#### STATED PROBLEM:
Identify the lines that contain the string "text" and copy all of them.
"""
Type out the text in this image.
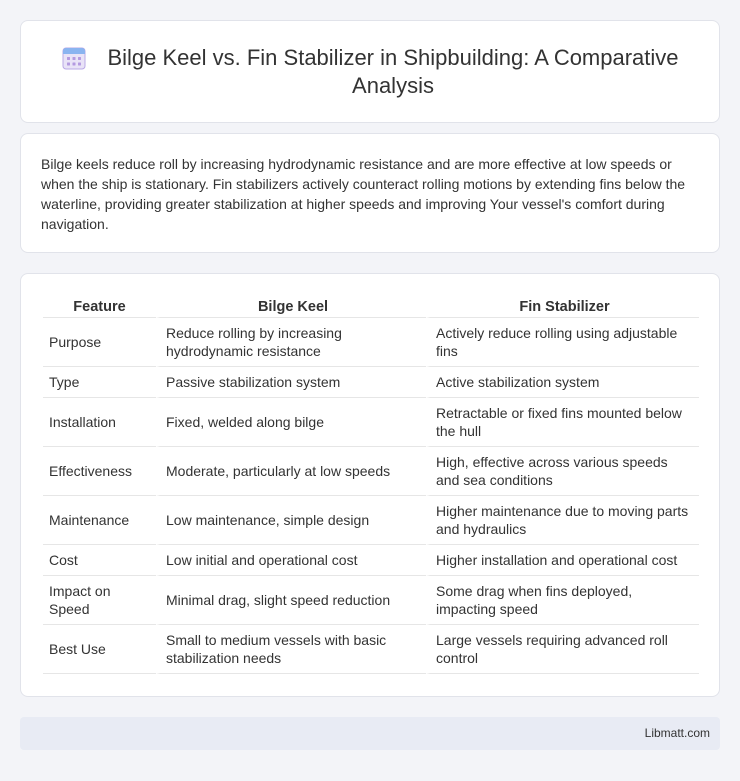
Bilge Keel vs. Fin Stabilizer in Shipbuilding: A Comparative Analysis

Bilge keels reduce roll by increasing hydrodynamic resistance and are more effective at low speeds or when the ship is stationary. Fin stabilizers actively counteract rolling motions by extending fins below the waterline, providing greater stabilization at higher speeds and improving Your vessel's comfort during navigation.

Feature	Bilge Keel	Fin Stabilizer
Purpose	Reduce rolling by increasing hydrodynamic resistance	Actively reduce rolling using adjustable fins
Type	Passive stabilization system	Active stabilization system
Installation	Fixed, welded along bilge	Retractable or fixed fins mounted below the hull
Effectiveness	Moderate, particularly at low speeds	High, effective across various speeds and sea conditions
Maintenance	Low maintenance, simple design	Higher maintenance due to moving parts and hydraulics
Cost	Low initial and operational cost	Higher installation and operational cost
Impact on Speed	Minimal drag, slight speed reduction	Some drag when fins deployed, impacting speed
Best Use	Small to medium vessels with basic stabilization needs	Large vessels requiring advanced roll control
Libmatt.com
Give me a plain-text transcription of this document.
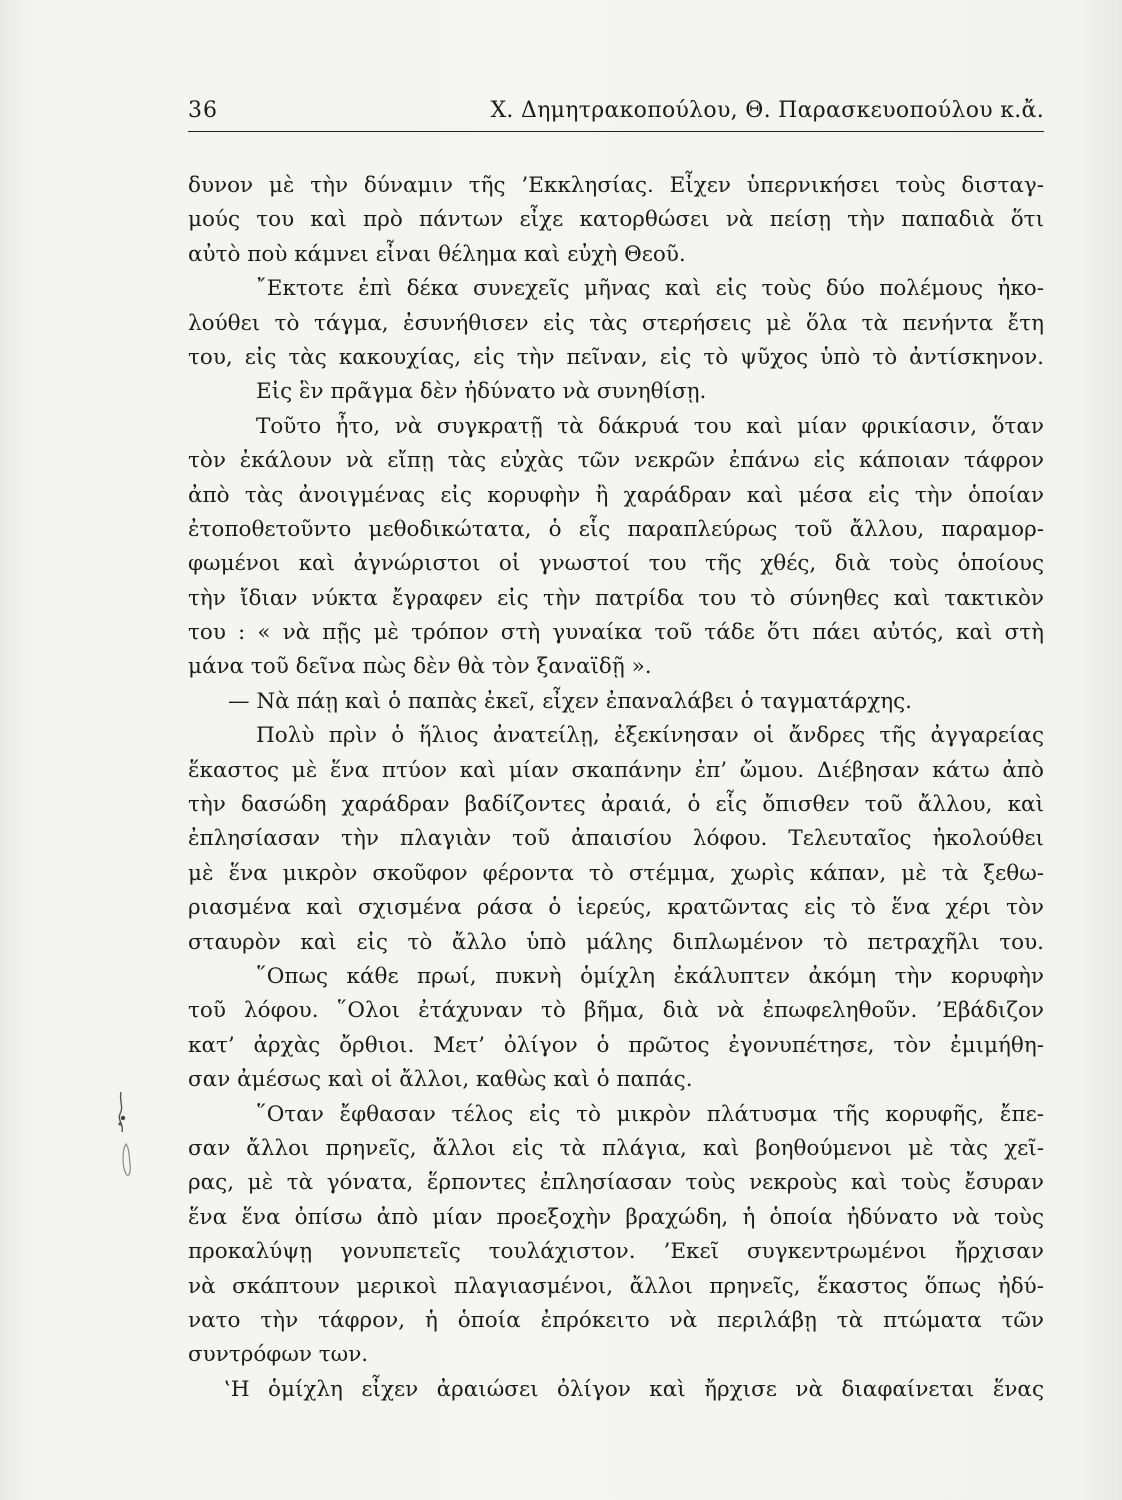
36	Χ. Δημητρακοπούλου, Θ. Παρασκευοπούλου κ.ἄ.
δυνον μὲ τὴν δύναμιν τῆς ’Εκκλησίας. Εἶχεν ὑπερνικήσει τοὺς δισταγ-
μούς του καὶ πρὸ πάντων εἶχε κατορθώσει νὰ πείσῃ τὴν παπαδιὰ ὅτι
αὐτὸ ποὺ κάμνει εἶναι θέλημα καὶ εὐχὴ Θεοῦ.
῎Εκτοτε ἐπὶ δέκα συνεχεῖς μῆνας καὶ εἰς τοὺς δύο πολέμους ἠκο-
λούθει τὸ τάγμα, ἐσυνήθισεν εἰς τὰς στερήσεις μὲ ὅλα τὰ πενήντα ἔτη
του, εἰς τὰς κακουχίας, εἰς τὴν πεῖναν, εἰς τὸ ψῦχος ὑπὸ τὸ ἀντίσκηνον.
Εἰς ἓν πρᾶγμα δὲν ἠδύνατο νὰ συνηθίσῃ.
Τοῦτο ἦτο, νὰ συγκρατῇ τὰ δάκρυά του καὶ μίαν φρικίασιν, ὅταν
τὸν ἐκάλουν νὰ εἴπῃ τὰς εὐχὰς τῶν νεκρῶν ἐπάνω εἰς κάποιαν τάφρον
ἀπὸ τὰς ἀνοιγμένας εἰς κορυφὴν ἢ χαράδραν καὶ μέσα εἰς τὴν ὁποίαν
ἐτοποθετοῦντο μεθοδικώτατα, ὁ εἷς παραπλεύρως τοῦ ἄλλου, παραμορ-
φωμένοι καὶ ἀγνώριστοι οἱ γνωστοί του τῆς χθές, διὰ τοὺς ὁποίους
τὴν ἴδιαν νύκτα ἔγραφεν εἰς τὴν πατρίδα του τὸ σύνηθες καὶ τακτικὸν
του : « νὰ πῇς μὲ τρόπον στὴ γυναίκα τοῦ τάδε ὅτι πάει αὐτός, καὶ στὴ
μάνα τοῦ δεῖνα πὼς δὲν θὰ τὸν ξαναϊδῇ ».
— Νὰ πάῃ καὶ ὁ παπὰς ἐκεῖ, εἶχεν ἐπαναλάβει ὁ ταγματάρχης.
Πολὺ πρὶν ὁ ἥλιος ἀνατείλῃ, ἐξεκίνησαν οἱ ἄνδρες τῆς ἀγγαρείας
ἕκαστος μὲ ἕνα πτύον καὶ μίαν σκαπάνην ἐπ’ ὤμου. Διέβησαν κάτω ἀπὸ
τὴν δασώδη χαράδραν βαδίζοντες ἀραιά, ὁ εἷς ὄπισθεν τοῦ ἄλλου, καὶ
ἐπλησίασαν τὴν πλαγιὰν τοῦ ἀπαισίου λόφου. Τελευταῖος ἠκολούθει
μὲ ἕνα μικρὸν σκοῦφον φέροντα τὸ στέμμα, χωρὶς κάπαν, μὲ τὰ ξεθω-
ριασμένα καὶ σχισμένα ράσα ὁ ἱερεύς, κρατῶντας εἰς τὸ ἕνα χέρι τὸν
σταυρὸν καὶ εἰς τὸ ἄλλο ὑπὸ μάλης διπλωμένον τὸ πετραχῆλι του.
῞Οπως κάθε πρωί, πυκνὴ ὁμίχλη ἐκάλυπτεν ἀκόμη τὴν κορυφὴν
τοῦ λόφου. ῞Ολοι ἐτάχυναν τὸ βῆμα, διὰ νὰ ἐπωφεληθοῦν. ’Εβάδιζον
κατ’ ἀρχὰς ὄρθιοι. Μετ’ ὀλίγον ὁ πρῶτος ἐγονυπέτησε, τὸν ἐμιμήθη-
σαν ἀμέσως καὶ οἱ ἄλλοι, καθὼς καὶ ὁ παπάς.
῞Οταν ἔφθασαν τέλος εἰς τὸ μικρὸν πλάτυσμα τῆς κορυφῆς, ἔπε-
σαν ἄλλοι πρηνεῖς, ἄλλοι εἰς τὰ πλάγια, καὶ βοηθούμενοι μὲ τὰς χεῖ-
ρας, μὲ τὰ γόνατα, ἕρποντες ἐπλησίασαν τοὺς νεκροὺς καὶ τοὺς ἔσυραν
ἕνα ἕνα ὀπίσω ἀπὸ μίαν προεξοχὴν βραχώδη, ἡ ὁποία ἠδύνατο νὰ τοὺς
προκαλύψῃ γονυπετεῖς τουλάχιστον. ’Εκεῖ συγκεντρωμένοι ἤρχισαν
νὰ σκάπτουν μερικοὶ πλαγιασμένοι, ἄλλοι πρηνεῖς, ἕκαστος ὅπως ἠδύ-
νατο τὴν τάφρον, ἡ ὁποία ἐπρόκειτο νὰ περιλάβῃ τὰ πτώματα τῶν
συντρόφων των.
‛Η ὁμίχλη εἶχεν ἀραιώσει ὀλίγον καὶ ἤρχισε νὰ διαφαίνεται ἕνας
"""
#### EXPECTED ANSWER:
Type out the text in this image.
Give me a plain-text transcription of this document.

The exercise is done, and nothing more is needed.